§ **Short task**:
Take down each entry exactly as written.

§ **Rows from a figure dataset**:

--- BEGIN ---

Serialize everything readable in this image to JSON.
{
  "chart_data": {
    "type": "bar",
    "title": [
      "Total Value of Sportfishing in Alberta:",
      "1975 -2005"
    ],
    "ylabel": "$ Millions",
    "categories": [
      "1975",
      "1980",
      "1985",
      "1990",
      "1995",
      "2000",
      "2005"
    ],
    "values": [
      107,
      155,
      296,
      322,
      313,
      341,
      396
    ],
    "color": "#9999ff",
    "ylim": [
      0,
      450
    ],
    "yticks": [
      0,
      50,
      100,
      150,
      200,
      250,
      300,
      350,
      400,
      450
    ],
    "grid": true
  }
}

--- END ---

§ **Expected output**:
Serialize everything readable in this image to JSON.
{
  "chart_data": {
    "type": "bar",
    "title": [
      "Total Value of Sportfishing in Alberta:",
      "1975 -2005"
    ],
    "ylabel": "$ Millions",
    "categories": [
      "1975",
      "1980",
      "1985",
      "1990",
      "1995",
      "2000",
      "2005"
    ],
    "values": [
      107,
      155,
      296,
      322,
      313,
      341,
      396
    ],
    "color": "#9999ff",
    "ylim": [
      0,
      450
    ],
    "yticks": [
      0,
      50,
      100,
      150,
      200,
      250,
      300,
      350,
      400,
      450
    ],
    "grid": true
  }
}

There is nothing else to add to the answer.